◆ Task instructions
Find each line with the word "JSON" and copy it.

◆ The data
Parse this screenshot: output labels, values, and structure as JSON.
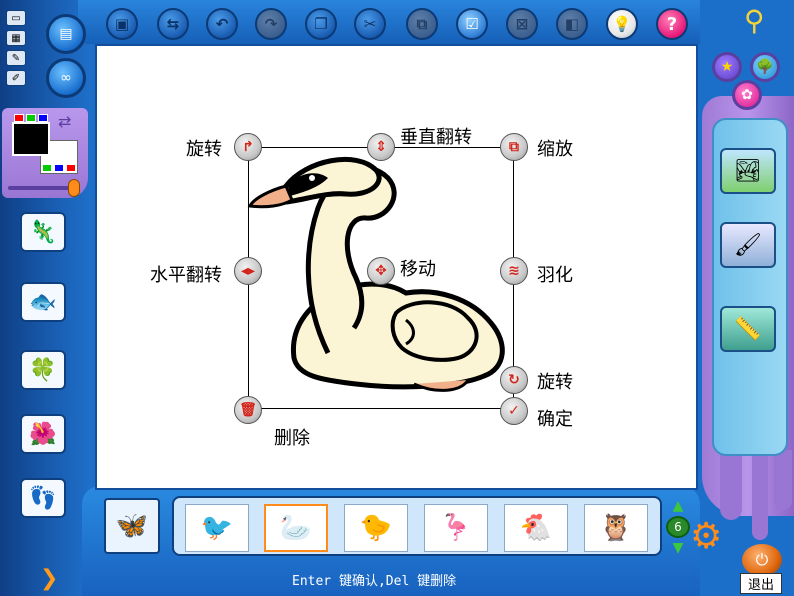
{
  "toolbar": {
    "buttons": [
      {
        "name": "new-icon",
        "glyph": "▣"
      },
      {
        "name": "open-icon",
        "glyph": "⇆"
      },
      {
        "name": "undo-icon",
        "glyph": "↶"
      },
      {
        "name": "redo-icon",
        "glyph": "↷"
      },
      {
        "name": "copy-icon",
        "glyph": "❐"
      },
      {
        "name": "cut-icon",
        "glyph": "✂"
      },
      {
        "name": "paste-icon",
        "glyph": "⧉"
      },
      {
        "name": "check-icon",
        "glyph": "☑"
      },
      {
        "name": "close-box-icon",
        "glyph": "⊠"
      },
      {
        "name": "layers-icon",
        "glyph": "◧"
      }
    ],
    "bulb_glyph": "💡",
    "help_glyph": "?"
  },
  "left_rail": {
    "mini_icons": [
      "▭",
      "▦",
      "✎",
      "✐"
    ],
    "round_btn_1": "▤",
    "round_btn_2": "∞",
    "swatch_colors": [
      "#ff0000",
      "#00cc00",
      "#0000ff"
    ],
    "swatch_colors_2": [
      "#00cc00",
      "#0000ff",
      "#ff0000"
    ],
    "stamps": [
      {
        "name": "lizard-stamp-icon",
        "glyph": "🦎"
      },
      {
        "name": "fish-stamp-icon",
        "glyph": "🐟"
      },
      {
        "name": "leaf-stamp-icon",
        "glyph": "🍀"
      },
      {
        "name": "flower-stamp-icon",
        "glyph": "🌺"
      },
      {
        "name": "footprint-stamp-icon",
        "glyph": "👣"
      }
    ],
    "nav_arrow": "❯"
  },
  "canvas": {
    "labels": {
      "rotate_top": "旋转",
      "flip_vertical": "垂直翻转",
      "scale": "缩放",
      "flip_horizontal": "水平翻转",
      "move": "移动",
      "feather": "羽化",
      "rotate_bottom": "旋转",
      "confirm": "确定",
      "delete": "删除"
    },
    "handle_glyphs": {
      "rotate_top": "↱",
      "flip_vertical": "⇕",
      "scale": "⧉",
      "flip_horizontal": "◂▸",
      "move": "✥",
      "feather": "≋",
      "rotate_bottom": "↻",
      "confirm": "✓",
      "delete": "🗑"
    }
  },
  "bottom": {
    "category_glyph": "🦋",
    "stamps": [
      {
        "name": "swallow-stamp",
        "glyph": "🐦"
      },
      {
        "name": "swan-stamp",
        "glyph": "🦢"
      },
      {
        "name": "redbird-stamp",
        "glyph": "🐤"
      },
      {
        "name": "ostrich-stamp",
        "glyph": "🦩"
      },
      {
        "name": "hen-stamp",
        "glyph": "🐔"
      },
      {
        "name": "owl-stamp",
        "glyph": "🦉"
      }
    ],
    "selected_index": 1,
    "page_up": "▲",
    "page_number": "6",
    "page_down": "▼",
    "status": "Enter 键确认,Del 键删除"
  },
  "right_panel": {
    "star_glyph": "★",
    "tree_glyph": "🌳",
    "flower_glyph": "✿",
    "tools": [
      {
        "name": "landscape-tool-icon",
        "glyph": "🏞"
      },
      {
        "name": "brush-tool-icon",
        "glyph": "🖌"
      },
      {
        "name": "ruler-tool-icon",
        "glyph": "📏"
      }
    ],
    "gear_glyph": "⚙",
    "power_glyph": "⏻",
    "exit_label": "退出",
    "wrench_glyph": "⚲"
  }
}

--

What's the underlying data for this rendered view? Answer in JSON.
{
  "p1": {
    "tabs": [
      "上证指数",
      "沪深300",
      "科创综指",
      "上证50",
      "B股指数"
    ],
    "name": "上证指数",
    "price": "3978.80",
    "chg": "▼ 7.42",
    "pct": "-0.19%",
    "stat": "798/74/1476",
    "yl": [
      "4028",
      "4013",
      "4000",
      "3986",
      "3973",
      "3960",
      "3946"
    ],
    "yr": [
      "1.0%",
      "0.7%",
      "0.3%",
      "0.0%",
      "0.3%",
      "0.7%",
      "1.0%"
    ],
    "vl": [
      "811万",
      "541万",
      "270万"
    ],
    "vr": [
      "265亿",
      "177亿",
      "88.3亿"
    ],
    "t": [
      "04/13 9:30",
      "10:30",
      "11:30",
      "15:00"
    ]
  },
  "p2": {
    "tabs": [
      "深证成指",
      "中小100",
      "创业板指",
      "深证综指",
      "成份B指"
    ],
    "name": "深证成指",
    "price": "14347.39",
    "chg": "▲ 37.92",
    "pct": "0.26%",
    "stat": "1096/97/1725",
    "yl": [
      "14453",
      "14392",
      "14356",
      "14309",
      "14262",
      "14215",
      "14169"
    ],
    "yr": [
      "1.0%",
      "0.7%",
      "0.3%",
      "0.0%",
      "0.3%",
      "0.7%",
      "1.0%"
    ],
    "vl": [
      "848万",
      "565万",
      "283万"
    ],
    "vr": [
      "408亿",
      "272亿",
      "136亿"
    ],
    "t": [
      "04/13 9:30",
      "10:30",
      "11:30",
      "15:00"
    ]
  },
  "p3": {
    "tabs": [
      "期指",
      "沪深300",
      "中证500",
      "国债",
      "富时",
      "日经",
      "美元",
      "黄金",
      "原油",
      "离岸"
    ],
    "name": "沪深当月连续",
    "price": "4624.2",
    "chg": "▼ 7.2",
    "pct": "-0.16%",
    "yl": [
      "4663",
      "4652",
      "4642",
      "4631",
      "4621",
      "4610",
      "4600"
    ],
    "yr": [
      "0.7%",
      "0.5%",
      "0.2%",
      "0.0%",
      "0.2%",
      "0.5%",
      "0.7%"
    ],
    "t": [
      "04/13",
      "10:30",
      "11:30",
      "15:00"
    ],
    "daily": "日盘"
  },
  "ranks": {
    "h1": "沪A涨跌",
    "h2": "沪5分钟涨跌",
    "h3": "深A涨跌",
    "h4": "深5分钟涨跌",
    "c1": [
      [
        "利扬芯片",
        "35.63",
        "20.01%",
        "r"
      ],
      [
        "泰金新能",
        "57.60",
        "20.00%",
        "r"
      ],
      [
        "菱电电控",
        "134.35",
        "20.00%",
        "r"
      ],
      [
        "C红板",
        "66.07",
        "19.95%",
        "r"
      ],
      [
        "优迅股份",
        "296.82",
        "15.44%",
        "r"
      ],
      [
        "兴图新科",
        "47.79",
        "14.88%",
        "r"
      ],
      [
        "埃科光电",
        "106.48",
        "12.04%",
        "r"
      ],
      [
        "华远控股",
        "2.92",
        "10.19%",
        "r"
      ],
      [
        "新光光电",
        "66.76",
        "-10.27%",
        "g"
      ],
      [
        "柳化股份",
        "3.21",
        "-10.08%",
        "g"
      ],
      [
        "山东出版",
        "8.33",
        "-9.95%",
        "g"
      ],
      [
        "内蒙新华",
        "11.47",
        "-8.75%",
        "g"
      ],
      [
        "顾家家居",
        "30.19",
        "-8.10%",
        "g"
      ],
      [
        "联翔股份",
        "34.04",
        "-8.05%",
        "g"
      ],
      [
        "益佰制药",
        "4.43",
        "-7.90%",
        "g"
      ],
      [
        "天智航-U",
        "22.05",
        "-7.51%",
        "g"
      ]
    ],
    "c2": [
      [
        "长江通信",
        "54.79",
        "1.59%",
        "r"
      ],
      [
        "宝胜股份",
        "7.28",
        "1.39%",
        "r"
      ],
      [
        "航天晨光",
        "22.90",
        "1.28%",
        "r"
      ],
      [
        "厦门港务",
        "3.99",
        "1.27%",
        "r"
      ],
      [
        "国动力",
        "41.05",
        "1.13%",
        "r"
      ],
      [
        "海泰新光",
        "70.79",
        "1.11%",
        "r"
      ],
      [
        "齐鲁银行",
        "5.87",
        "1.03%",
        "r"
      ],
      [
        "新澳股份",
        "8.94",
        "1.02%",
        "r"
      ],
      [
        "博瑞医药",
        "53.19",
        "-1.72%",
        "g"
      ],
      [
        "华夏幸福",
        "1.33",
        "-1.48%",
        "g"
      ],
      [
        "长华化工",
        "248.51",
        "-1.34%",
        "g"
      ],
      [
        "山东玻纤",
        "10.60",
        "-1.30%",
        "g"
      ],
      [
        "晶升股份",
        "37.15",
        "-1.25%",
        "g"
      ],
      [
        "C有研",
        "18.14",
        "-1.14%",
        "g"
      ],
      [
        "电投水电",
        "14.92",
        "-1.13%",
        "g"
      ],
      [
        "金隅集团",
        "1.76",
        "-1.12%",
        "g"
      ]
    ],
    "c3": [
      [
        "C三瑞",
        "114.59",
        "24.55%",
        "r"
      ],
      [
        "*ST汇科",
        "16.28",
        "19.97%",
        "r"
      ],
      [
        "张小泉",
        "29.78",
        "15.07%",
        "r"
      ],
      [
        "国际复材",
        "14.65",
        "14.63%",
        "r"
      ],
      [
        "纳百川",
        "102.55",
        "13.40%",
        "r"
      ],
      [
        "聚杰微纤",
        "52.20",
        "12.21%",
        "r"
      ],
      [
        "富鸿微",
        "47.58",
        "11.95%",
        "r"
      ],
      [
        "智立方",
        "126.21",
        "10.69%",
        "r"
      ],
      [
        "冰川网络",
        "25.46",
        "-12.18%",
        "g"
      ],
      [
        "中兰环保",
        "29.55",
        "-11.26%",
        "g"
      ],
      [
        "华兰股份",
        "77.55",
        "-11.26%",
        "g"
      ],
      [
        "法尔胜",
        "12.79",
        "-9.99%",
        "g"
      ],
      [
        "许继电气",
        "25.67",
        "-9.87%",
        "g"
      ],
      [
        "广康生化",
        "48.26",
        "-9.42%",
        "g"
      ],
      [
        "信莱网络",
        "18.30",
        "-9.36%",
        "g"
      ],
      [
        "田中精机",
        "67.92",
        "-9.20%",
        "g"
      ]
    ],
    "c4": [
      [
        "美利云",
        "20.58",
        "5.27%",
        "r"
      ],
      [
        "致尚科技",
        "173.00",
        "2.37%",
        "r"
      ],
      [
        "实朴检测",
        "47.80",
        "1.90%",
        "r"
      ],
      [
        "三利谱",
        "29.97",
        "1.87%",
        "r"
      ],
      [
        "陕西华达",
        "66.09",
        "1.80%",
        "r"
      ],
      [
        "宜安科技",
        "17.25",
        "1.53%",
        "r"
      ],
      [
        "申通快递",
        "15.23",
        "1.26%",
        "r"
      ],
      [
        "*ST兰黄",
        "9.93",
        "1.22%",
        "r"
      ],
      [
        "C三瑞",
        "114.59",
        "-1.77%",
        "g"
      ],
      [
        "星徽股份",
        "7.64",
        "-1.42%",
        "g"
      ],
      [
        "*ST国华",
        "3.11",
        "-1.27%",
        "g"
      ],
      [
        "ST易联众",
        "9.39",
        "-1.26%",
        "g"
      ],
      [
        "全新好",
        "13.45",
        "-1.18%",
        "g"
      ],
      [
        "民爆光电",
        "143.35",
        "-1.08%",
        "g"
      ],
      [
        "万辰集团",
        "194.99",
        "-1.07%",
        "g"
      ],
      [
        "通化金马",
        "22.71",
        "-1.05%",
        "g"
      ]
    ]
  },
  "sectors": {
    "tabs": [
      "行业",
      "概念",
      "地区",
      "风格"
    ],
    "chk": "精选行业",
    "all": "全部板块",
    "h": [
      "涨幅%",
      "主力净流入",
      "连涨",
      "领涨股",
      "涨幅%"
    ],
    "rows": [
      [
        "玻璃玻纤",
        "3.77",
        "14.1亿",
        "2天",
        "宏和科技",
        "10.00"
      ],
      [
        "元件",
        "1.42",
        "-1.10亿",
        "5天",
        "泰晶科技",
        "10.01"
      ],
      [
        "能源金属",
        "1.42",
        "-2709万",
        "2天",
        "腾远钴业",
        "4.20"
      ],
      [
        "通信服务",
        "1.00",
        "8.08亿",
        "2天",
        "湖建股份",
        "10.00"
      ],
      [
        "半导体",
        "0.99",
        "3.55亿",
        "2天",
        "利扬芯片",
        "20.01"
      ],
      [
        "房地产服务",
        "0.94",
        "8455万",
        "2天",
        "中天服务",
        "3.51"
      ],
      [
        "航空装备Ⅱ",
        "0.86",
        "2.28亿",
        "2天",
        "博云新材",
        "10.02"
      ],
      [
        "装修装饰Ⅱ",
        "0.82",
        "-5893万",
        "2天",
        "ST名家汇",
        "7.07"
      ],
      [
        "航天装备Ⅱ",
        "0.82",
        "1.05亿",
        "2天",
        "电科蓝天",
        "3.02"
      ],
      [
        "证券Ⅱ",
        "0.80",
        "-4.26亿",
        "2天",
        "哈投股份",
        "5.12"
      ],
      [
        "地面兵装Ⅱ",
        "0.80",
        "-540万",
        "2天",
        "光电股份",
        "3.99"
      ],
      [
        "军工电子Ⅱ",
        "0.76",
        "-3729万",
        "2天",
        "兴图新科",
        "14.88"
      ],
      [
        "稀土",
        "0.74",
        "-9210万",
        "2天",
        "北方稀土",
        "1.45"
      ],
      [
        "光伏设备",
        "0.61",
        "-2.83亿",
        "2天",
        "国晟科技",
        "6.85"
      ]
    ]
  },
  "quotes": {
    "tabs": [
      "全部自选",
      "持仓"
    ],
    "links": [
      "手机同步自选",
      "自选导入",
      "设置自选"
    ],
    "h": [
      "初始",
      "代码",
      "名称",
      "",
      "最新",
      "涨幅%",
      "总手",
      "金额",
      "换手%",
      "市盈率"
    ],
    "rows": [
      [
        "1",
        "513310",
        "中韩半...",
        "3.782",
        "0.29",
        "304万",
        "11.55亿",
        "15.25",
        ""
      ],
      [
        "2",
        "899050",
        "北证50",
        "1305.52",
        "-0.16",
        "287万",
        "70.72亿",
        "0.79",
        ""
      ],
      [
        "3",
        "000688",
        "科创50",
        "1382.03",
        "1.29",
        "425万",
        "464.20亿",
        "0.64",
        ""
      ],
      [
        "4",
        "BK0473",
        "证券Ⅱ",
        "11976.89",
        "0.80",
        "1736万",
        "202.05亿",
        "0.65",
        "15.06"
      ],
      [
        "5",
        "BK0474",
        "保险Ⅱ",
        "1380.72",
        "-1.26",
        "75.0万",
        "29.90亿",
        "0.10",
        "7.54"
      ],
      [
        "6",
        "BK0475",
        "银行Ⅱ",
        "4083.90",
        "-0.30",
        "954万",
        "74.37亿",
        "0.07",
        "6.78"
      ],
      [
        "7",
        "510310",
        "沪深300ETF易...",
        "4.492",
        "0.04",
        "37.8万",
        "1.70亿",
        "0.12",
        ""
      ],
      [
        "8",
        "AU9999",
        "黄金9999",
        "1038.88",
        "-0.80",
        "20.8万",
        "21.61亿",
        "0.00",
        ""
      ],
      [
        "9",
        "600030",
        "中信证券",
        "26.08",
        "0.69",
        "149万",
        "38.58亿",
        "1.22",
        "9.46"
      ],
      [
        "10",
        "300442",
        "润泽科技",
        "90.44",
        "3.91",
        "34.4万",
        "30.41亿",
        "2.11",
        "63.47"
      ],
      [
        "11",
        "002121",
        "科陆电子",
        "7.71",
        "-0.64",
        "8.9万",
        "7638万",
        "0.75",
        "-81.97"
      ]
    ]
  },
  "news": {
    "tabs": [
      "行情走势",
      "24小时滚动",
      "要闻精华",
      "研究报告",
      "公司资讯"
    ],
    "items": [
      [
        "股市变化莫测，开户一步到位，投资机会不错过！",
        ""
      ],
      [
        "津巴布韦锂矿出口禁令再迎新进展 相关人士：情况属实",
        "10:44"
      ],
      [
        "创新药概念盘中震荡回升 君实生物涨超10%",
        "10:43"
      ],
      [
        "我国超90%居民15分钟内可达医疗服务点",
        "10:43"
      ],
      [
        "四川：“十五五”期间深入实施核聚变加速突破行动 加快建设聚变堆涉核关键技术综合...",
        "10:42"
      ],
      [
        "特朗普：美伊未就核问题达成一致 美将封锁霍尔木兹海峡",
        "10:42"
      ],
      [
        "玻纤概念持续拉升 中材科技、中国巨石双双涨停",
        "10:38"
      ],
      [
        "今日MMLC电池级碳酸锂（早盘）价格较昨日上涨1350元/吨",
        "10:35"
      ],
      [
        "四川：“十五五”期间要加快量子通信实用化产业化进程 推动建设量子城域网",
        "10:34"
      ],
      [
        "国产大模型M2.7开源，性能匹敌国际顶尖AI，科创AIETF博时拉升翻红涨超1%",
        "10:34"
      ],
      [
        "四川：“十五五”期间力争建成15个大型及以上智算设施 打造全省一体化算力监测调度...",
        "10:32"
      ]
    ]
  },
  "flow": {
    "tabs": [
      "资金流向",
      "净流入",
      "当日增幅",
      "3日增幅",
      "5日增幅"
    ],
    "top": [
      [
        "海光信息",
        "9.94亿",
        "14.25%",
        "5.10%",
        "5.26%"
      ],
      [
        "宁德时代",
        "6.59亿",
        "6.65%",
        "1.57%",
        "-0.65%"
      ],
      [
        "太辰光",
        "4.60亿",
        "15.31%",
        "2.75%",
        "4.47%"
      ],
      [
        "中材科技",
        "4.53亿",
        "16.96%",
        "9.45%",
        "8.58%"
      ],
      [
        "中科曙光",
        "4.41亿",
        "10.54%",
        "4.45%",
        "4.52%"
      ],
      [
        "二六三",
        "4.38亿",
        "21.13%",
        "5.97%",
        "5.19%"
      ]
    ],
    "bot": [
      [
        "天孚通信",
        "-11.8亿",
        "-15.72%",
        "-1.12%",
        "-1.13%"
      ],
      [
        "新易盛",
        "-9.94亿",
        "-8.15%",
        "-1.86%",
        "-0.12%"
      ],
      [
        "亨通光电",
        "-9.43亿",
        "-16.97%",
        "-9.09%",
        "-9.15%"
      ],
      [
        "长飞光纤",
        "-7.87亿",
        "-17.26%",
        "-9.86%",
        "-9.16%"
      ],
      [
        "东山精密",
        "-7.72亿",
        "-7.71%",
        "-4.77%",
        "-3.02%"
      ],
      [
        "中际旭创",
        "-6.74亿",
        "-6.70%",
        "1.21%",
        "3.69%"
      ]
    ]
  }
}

◆ Solution to this task
Parse this screenshot: output labels, values, and structure as JSON.
What's the underlying data for this rendered view? Answer in JSON.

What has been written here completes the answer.